[Start EXTRACTED MATERIAL]

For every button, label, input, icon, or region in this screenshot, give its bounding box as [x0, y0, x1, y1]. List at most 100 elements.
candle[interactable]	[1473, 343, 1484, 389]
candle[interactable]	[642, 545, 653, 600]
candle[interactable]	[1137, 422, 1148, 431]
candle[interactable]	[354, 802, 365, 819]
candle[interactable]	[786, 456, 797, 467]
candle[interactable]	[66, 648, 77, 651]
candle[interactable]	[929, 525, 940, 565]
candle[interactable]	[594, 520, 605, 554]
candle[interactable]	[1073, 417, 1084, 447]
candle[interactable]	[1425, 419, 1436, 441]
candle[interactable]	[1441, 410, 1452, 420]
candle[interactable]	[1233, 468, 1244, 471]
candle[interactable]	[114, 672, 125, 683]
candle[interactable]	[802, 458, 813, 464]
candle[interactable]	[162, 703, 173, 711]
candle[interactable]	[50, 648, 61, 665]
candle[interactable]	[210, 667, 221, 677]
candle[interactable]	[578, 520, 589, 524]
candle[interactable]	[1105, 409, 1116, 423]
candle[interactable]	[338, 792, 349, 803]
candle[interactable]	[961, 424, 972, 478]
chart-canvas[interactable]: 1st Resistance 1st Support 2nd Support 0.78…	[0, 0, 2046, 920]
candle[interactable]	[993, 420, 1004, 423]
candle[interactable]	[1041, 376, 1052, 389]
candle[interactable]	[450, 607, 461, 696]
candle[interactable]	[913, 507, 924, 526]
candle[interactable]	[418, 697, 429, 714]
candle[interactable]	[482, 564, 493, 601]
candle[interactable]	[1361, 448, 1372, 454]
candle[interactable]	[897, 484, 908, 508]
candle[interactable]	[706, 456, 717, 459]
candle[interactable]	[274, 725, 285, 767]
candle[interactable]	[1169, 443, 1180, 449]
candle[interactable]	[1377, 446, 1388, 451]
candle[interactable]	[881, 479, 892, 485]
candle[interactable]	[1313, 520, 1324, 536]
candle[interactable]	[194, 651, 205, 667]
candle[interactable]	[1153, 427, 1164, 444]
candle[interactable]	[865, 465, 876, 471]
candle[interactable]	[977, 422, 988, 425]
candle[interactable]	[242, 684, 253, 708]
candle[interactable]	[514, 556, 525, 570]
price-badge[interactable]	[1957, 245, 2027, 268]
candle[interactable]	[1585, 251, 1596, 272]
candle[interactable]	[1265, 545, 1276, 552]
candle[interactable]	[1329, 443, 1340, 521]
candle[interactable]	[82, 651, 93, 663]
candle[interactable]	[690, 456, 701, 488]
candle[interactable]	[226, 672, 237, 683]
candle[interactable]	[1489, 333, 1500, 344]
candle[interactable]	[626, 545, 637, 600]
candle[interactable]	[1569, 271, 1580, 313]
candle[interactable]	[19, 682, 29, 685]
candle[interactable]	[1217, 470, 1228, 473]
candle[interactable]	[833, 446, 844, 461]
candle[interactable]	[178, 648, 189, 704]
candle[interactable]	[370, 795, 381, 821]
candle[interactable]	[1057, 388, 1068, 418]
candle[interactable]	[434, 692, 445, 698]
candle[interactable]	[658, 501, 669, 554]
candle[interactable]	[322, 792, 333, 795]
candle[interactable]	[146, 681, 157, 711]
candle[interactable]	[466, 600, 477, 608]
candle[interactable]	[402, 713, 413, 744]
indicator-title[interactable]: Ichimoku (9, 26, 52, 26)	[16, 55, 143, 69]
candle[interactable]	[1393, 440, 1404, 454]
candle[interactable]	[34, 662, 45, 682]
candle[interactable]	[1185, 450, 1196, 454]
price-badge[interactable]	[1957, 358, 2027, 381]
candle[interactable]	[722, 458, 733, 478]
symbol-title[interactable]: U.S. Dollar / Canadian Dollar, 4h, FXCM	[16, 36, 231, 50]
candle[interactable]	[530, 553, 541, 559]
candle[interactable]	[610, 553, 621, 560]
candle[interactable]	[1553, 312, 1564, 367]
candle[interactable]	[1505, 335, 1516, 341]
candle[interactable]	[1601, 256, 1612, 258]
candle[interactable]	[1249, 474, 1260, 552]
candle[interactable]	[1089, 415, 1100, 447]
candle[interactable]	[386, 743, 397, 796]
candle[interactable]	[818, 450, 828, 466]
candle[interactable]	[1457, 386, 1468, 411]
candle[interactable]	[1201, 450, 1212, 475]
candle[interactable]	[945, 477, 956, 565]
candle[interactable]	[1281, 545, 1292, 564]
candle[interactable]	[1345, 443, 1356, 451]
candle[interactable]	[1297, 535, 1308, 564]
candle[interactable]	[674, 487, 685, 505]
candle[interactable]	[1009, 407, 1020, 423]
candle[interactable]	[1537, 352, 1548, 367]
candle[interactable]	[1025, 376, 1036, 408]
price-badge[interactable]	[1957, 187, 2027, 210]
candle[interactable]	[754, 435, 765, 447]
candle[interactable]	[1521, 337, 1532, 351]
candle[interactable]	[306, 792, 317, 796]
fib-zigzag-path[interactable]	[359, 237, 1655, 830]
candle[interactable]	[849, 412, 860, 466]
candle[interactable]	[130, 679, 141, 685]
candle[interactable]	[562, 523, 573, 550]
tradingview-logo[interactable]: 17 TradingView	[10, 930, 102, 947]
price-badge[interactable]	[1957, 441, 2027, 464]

[End EXTRACTED MATERIAL]

# WHAT YOU NEED TO DO
Pull out every line of the entries above that contains the string "price", and list those lines in their original order.

# OUTPUT
price-badge[interactable]	[1957, 245, 2027, 268]
price-badge[interactable]	[1957, 358, 2027, 381]
price-badge[interactable]	[1957, 187, 2027, 210]
price-badge[interactable]	[1957, 441, 2027, 464]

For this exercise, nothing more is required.